Extract to read:
How are we going to keep it light today?  Suggestion box below… just leave your tips in the comments.

Slightly Embarassing Creative Quirks

As creatives, we all have idiosyncrasies. I’d like to know your creative quirks that play into your art and creative process. And by ‘your art,’ I mean: getting the kids ready for bed, conducting a non-boring sales meeting at work, making a meal, or designing a dream from concept to fruition.We’re all artists.

I’ll start the ball rolling before you divulge your foibles.

On the cusp of writing this list, I’ll just say this: if you could see me, you’d describe the look on my face as chagrined. (I had to look ‘chagrined’ up to make sure I was using it correctly. Geek-factor.)

Weird music tastes. My 5 most recent iTunes downloads:

    1. “The Edge of Glory” by Lady Gaga. Just embarrassing, but I love it. There, I said it.
    2. “Tightrope” (featuring Big Boi) by Janelle Monae. So. Very. Good. It’s like hearing a good preacher expound on the Bible. She makes it come alive. Joy-singer. Here’s the video on youtube.
    3. “Bennie and the Jets” by Haley Reinhart. Yes, she was on American Idol. And yes, this version is awesome.

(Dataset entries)
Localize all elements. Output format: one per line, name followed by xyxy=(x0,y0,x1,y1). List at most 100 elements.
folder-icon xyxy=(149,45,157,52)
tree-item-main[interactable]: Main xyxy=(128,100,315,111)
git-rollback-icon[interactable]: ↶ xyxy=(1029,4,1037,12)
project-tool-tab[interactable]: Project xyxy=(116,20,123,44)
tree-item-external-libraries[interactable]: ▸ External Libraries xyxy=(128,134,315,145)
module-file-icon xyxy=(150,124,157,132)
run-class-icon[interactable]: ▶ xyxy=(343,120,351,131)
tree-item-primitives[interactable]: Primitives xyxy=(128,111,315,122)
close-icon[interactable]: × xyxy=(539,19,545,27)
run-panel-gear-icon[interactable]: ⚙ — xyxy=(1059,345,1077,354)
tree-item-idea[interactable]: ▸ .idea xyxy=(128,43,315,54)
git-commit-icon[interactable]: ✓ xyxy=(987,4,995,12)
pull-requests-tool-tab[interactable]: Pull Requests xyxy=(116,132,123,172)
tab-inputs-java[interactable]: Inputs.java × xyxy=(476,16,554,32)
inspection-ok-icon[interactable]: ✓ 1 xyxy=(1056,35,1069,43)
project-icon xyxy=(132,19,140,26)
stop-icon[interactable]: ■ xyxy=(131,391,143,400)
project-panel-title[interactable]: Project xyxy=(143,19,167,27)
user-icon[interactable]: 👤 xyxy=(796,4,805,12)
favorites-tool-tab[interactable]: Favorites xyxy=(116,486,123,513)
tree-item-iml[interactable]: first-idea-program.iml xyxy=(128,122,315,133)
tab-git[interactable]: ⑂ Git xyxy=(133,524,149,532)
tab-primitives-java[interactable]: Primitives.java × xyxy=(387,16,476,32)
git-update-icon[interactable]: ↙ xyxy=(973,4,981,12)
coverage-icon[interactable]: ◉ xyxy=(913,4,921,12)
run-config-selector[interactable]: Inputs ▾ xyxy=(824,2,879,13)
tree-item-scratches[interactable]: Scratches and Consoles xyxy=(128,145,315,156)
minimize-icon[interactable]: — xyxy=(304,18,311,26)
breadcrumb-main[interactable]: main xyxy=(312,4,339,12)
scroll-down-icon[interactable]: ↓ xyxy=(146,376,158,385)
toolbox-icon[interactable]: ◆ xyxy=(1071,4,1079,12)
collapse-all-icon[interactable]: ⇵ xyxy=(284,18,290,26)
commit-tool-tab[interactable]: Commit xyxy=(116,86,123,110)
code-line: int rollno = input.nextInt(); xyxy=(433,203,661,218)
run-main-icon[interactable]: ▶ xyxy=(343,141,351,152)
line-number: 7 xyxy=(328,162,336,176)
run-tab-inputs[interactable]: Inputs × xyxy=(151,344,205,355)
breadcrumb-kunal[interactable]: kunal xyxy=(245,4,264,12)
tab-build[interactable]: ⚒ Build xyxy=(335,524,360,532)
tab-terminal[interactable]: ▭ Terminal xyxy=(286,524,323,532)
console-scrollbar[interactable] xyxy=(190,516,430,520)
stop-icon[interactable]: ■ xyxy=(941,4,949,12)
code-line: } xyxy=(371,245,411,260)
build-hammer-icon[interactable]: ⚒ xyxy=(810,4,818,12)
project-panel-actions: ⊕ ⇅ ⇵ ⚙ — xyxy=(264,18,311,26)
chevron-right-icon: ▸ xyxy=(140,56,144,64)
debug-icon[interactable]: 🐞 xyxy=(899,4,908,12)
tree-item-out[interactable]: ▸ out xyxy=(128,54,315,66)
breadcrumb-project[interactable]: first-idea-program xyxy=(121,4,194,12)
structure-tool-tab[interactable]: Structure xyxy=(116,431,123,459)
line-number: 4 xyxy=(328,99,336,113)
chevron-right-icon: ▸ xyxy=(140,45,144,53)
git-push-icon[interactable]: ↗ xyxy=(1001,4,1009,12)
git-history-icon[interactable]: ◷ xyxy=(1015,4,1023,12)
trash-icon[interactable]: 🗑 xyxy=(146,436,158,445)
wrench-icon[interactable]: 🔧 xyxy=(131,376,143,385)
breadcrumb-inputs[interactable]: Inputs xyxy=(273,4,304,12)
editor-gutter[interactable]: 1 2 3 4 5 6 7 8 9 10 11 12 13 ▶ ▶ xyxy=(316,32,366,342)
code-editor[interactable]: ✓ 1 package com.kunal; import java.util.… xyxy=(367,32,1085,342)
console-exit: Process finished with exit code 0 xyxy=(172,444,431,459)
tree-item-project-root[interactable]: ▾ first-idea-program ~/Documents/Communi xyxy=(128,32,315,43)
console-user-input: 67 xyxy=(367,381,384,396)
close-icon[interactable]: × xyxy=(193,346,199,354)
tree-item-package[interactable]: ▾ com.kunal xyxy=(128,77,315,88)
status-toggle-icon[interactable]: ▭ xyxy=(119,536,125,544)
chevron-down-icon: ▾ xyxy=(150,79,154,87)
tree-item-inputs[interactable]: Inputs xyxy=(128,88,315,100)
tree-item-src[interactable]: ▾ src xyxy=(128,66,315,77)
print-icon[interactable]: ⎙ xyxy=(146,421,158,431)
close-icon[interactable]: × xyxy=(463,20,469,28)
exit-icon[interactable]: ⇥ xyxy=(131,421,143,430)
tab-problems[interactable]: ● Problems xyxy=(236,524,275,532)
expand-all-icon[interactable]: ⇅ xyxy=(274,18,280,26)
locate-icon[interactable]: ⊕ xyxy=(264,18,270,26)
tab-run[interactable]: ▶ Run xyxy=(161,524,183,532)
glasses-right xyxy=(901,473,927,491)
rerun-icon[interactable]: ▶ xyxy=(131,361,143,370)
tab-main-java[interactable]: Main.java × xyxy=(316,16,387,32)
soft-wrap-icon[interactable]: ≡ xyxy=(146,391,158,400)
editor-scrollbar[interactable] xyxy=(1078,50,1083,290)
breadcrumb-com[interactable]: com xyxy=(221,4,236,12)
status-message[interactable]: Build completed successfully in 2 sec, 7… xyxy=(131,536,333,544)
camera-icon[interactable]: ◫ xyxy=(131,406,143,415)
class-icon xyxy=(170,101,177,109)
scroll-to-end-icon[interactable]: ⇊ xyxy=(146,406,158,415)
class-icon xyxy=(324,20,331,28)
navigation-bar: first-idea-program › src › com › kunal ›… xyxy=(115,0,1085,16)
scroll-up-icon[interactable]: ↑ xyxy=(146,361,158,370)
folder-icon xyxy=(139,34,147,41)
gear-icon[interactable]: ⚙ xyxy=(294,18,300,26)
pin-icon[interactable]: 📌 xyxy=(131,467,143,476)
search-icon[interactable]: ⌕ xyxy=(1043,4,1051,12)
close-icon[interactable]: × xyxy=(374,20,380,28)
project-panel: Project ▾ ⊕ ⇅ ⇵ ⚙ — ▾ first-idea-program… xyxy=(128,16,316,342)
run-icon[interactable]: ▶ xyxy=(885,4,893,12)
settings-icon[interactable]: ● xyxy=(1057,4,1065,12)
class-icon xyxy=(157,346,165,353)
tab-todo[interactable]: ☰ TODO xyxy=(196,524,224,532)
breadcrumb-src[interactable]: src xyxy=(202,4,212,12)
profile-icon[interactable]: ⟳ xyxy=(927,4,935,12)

Your assignment:
In the post about creative quirks, which word did the writer look up to be sure it was used correctly? The rows were taken from a separate source and are unrelated to the post.

Response to the task:
"Chagrined."